Instruções de trabalho:
A. Edite a coluna sobre a economia do social, começando em "Miriam Leitão - A" e seguindo até "e gastos sociais.", com "economistas" substituído por "técnicos".
B. Em que ano se deu o encontro com Joaquim Levy narrado na coluna sobre a economia do social?
C. Prossiga a coluna sobre a economia do social a partir do ponto em que ela termina.

Trecho selecionado:
☆ ☆ ☆

Superintendente executivo do iFHC, colaborador do Latin american program do Baker Institute of Public Policy da Rice University, é membro do Gacint-USP.

Miriam Leitão - A economia do social

- O Globo

Encontrei Joaquim Levy, certa vez, em 2000, animado com um estudo que concluíra com outros economistas do governo. Cumprindo o que a Constituição manda, ele, mergulhado no Orçamento, separava os números: o que era subsídio para empresários e quanto custava. Explicou-me que assim se poderia ver o que restava para os mais pobres nos subsídios e gastos sociais.

O estudo e a longa conversa me renderam uma coluna, uma crônica, e muita reflexão sobre como os mais ricos se apropriam de nacos do dinheiro público exatamente pela falta de transparência, ou pela confusão de rubricas no Orçamento, pelo descontrole. Por isso, quando ele respondeu, durante a entrevista de última quinta-feira, que não se busca “o equilíbrio pelo equilíbrio”, mas para “garantir o avanço social” e permitir à sociedade “o exercício de escolher prioridades”, é disso que ele está falando.

☆ ☆ ☆

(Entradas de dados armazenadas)
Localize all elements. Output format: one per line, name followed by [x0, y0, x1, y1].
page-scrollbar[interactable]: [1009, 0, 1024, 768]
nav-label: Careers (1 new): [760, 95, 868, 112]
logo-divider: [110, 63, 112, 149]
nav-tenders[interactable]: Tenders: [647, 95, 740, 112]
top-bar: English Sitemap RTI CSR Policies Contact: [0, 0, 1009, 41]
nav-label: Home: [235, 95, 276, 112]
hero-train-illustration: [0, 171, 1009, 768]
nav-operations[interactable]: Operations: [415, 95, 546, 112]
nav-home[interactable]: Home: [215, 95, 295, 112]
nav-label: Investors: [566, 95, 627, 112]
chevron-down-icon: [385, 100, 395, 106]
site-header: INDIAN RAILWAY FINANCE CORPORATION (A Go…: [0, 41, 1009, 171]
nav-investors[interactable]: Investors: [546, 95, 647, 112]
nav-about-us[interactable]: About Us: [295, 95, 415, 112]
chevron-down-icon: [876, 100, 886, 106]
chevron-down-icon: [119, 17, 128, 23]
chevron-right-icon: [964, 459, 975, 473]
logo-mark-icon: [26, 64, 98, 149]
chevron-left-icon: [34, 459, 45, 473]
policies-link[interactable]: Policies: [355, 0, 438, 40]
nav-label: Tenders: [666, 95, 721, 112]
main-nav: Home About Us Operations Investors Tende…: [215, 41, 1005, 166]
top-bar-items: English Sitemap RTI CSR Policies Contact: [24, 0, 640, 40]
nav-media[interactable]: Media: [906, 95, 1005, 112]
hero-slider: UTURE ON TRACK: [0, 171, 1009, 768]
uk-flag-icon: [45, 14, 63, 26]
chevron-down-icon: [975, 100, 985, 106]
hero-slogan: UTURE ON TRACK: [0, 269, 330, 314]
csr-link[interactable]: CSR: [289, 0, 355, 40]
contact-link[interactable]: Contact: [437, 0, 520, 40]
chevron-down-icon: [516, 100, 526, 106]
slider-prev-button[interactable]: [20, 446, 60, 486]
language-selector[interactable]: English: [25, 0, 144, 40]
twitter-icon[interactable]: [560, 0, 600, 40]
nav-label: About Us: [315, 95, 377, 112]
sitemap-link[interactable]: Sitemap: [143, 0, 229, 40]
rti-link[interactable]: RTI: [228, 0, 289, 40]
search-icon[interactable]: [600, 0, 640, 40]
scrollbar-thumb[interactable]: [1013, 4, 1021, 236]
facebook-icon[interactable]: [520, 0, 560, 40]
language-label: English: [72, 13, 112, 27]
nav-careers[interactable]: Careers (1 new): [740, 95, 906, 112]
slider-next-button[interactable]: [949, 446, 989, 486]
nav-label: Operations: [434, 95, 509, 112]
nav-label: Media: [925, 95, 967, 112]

☆ ☆ ☆

Respostas escritas:
A.
Miriam Leitão - A economia do social

- O Globo

Encontrei Joaquim Levy, certa vez, em 2000, animado com um estudo que concluíra com outros técnicos do governo. Cumprindo o que a Constituição manda, ele, mergulhado no Orçamento, separava os números: o que era subsídio para empresários e quanto custava. Explicou-me que assim se poderia ver o que restava para os mais pobres nos subsídios e gastos sociais.

B. Em 2000.

C.
O medíocre debate brasileiro criou conflitos inexistentes, como se já não houvesse suficiente dilema num país tão complexo. Nunca vou entender a suposta esquerda que pensa que a estabilidade é uma agenda da direita. Seja de que lado do campo político a pessoa pense estar, isso é uma questão de lógica: é melhor a estabilidade do que a inflação; a transparência do que a falta de informação; gastos controlados do que descontrolados. Aumentar a despesa com nossos impostos tem que ter hora, lugar e motivo.

O dado que Levy deu na entrevista de estreia é realmente impressionante: um quarto da dívida mobiliária do Governo Federal é o resultado dos repasses para os bancos públicos, principalmente o BNDES. Quantas vezes escrevi que essa sangria era um absurdo e um retrocesso. Voltava-se ao tempo da conta de movimento, em que o Banco do Brasil não tinha limites de gastos porque o Banco Central fazia repasses sequenciais. Foi o que aconteceu com o BNDES de 2008 a 2014.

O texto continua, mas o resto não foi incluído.